DIRECTIONS FOR THIS TASK
Quote the whole listing verbatim.

SUPPLIED MATERIAL
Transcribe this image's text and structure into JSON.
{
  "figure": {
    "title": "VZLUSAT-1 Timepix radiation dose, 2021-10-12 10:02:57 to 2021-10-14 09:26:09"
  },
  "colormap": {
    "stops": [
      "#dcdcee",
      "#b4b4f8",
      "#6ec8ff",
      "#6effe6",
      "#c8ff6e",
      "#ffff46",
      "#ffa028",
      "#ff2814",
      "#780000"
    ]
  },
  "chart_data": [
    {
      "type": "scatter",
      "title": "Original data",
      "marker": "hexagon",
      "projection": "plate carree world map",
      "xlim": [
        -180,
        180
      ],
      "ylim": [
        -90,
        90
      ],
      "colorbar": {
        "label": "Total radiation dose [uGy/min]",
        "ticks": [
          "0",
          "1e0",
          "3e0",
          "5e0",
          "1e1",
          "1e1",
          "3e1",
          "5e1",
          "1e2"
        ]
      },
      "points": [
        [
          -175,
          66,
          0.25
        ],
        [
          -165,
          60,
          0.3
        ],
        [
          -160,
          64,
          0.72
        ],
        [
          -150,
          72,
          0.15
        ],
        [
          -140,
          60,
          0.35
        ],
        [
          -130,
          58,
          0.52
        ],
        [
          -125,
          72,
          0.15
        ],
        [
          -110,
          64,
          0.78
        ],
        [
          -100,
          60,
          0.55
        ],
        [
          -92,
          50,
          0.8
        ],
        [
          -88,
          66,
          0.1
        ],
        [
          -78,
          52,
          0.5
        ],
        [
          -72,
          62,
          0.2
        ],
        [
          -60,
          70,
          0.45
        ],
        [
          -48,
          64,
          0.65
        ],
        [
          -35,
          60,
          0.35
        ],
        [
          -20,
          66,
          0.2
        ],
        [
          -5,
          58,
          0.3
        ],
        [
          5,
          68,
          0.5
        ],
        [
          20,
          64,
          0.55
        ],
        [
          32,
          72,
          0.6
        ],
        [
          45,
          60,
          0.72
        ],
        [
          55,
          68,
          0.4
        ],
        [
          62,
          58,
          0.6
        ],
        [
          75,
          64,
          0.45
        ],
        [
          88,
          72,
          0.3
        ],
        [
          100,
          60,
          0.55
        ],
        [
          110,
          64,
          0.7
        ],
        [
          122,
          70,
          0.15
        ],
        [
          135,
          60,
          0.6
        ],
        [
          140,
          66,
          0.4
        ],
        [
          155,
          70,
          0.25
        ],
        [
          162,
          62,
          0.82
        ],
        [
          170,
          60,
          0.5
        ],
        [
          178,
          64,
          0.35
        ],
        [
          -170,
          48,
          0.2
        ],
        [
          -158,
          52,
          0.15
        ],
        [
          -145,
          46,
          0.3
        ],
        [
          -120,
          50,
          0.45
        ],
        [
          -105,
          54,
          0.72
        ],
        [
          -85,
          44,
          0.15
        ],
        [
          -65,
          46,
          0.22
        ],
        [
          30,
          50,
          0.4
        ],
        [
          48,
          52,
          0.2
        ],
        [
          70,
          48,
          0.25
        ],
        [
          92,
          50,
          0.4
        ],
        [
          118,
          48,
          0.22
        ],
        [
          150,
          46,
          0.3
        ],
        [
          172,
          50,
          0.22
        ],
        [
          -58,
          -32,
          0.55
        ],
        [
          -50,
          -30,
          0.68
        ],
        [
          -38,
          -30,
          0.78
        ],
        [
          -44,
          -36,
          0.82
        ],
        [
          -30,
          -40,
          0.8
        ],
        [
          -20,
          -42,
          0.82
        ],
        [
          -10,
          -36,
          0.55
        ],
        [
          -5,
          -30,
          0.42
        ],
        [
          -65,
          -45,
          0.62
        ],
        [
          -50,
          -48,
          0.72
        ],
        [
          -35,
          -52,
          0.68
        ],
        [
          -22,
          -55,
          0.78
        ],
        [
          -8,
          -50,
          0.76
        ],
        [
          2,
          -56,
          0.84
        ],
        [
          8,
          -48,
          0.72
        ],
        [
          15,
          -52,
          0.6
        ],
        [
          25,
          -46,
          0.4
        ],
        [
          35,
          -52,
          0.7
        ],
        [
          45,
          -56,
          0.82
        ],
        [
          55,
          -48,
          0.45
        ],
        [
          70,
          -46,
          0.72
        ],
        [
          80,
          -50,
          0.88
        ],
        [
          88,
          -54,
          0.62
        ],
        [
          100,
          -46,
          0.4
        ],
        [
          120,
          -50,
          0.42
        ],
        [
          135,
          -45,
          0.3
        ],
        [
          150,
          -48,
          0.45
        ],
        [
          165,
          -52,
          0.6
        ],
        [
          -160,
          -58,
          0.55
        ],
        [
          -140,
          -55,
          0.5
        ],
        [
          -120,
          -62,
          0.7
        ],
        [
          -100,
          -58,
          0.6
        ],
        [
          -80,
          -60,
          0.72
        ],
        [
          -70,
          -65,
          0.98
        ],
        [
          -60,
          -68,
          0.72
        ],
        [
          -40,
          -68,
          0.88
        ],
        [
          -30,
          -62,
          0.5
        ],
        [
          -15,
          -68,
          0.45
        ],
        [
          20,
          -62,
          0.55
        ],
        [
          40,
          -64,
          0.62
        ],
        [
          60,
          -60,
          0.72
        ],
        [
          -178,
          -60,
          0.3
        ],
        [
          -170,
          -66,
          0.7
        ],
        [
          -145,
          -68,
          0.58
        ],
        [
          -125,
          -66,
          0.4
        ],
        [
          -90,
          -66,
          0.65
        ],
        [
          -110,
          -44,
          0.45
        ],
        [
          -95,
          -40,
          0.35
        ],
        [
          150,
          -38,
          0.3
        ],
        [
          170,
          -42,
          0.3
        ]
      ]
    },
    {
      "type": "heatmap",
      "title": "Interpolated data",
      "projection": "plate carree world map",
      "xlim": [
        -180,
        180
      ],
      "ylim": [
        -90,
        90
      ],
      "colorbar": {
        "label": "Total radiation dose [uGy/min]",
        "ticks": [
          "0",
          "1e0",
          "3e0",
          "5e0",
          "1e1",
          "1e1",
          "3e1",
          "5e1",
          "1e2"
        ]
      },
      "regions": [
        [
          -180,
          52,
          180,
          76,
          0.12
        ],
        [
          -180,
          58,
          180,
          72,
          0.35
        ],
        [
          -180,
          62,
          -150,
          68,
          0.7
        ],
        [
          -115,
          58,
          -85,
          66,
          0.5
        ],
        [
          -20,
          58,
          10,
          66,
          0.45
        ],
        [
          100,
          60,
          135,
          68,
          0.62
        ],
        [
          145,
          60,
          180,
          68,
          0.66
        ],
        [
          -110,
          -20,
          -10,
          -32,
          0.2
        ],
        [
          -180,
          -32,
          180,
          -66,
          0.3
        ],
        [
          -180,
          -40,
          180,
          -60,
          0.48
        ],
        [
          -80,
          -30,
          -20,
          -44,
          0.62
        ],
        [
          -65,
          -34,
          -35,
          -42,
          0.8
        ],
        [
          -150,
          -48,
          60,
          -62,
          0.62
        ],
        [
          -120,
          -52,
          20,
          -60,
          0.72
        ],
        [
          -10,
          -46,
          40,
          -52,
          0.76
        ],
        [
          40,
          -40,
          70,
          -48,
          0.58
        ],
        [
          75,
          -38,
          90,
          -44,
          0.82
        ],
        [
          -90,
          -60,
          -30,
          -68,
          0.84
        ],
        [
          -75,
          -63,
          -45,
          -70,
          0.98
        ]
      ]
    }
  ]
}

WRITTEN ANSWER
Transcribe this image's text and structure into JSON.
{
  "figure": {
    "title": "VZLUSAT-1 Timepix radiation dose, 2021-10-12 10:02:57 to 2021-10-14 09:26:09"
  },
  "colormap": {
    "stops": [
      "#dcdcee",
      "#b4b4f8",
      "#6ec8ff",
      "#6effe6",
      "#c8ff6e",
      "#ffff46",
      "#ffa028",
      "#ff2814",
      "#780000"
    ]
  },
  "chart_data": [
    {
      "type": "scatter",
      "title": "Original data",
      "marker": "hexagon",
      "projection": "plate carree world map",
      "xlim": [
        -180,
        180
      ],
      "ylim": [
        -90,
        90
      ],
      "colorbar": {
        "label": "Total radiation dose [uGy/min]",
        "ticks": [
          "0",
          "1e0",
          "3e0",
          "5e0",
          "1e1",
          "1e1",
          "3e1",
          "5e1",
          "1e2"
        ]
      },
      "points": [
        [
          -175,
          66,
          0.25
        ],
        [
          -165,
          60,
          0.3
        ],
        [
          -160,
          64,
          0.72
        ],
        [
          -150,
          72,
          0.15
        ],
        [
          -140,
          60,
          0.35
        ],
        [
          -130,
          58,
          0.52
        ],
        [
          -125,
          72,
          0.15
        ],
        [
          -110,
          64,
          0.78
        ],
        [
          -100,
          60,
          0.55
        ],
        [
          -92,
          50,
          0.8
        ],
        [
          -88,
          66,
          0.1
        ],
        [
          -78,
          52,
          0.5
        ],
        [
          -72,
          62,
          0.2
        ],
        [
          -60,
          70,
          0.45
        ],
        [
          -48,
          64,
          0.65
        ],
        [
          -35,
          60,
          0.35
        ],
        [
          -20,
          66,
          0.2
        ],
        [
          -5,
          58,
          0.3
        ],
        [
          5,
          68,
          0.5
        ],
        [
          20,
          64,
          0.55
        ],
        [
          32,
          72,
          0.6
        ],
        [
          45,
          60,
          0.72
        ],
        [
          55,
          68,
          0.4
        ],
        [
          62,
          58,
          0.6
        ],
        [
          75,
          64,
          0.45
        ],
        [
          88,
          72,
          0.3
        ],
        [
          100,
          60,
          0.55
        ],
        [
          110,
          64,
          0.7
        ],
        [
          122,
          70,
          0.15
        ],
        [
          135,
          60,
          0.6
        ],
        [
          140,
          66,
          0.4
        ],
        [
          155,
          70,
          0.25
        ],
        [
          162,
          62,
          0.82
        ],
        [
          170,
          60,
          0.5
        ],
        [
          178,
          64,
          0.35
        ],
        [
          -170,
          48,
          0.2
        ],
        [
          -158,
          52,
          0.15
        ],
        [
          -145,
          46,
          0.3
        ],
        [
          -120,
          50,
          0.45
        ],
        [
          -105,
          54,
          0.72
        ],
        [
          -85,
          44,
          0.15
        ],
        [
          -65,
          46,
          0.22
        ],
        [
          30,
          50,
          0.4
        ],
        [
          48,
          52,
          0.2
        ],
        [
          70,
          48,
          0.25
        ],
        [
          92,
          50,
          0.4
        ],
        [
          118,
          48,
          0.22
        ],
        [
          150,
          46,
          0.3
        ],
        [
          172,
          50,
          0.22
        ],
        [
          -58,
          -32,
          0.55
        ],
        [
          -50,
          -30,
          0.68
        ],
        [
          -38,
          -30,
          0.78
        ],
        [
          -44,
          -36,
          0.82
        ],
        [
          -30,
          -40,
          0.8
        ],
        [
          -20,
          -42,
          0.82
        ],
        [
          -10,
          -36,
          0.55
        ],
        [
          -5,
          -30,
          0.42
        ],
        [
          -65,
          -45,
          0.62
        ],
        [
          -50,
          -48,
          0.72
        ],
        [
          -35,
          -52,
          0.68
        ],
        [
          -22,
          -55,
          0.78
        ],
        [
          -8,
          -50,
          0.76
        ],
        [
          2,
          -56,
          0.84
        ],
        [
          8,
          -48,
          0.72
        ],
        [
          15,
          -52,
          0.6
        ],
        [
          25,
          -46,
          0.4
        ],
        [
          35,
          -52,
          0.7
        ],
        [
          45,
          -56,
          0.82
        ],
        [
          55,
          -48,
          0.45
        ],
        [
          70,
          -46,
          0.72
        ],
        [
          80,
          -50,
          0.88
        ],
        [
          88,
          -54,
          0.62
        ],
        [
          100,
          -46,
          0.4
        ],
        [
          120,
          -50,
          0.42
        ],
        [
          135,
          -45,
          0.3
        ],
        [
          150,
          -48,
          0.45
        ],
        [
          165,
          -52,
          0.6
        ],
        [
          -160,
          -58,
          0.55
        ],
        [
          -140,
          -55,
          0.5
        ],
        [
          -120,
          -62,
          0.7
        ],
        [
          -100,
          -58,
          0.6
        ],
        [
          -80,
          -60,
          0.72
        ],
        [
          -70,
          -65,
          0.98
        ],
        [
          -60,
          -68,
          0.72
        ],
        [
          -40,
          -68,
          0.88
        ],
        [
          -30,
          -62,
          0.5
        ],
        [
          -15,
          -68,
          0.45
        ],
        [
          20,
          -62,
          0.55
        ],
        [
          40,
          -64,
          0.62
        ],
        [
          60,
          -60,
          0.72
        ],
        [
          -178,
          -60,
          0.3
        ],
        [
          -170,
          -66,
          0.7
        ],
        [
          -145,
          -68,
          0.58
        ],
        [
          -125,
          -66,
          0.4
        ],
        [
          -90,
          -66,
          0.65
        ],
        [
          -110,
          -44,
          0.45
        ],
        [
          -95,
          -40,
          0.35
        ],
        [
          150,
          -38,
          0.3
        ],
        [
          170,
          -42,
          0.3
        ]
      ]
    },
    {
      "type": "heatmap",
      "title": "Interpolated data",
      "projection": "plate carree world map",
      "xlim": [
        -180,
        180
      ],
      "ylim": [
        -90,
        90
      ],
      "colorbar": {
        "label": "Total radiation dose [uGy/min]",
        "ticks": [
          "0",
          "1e0",
          "3e0",
          "5e0",
          "1e1",
          "1e1",
          "3e1",
          "5e1",
          "1e2"
        ]
      },
      "regions": [
        [
          -180,
          52,
          180,
          76,
          0.12
        ],
        [
          -180,
          58,
          180,
          72,
          0.35
        ],
        [
          -180,
          62,
          -150,
          68,
          0.7
        ],
        [
          -115,
          58,
          -85,
          66,
          0.5
        ],
        [
          -20,
          58,
          10,
          66,
          0.45
        ],
        [
          100,
          60,
          135,
          68,
          0.62
        ],
        [
          145,
          60,
          180,
          68,
          0.66
        ],
        [
          -110,
          -20,
          -10,
          -32,
          0.2
        ],
        [
          -180,
          -32,
          180,
          -66,
          0.3
        ],
        [
          -180,
          -40,
          180,
          -60,
          0.48
        ],
        [
          -80,
          -30,
          -20,
          -44,
          0.62
        ],
        [
          -65,
          -34,
          -35,
          -42,
          0.8
        ],
        [
          -150,
          -48,
          60,
          -62,
          0.62
        ],
        [
          -120,
          -52,
          20,
          -60,
          0.72
        ],
        [
          -10,
          -46,
          40,
          -52,
          0.76
        ],
        [
          40,
          -40,
          70,
          -48,
          0.58
        ],
        [
          75,
          -38,
          90,
          -44,
          0.82
        ],
        [
          -90,
          -60,
          -30,
          -68,
          0.84
        ],
        [
          -75,
          -63,
          -45,
          -70,
          0.98
        ]
      ]
    }
  ]
}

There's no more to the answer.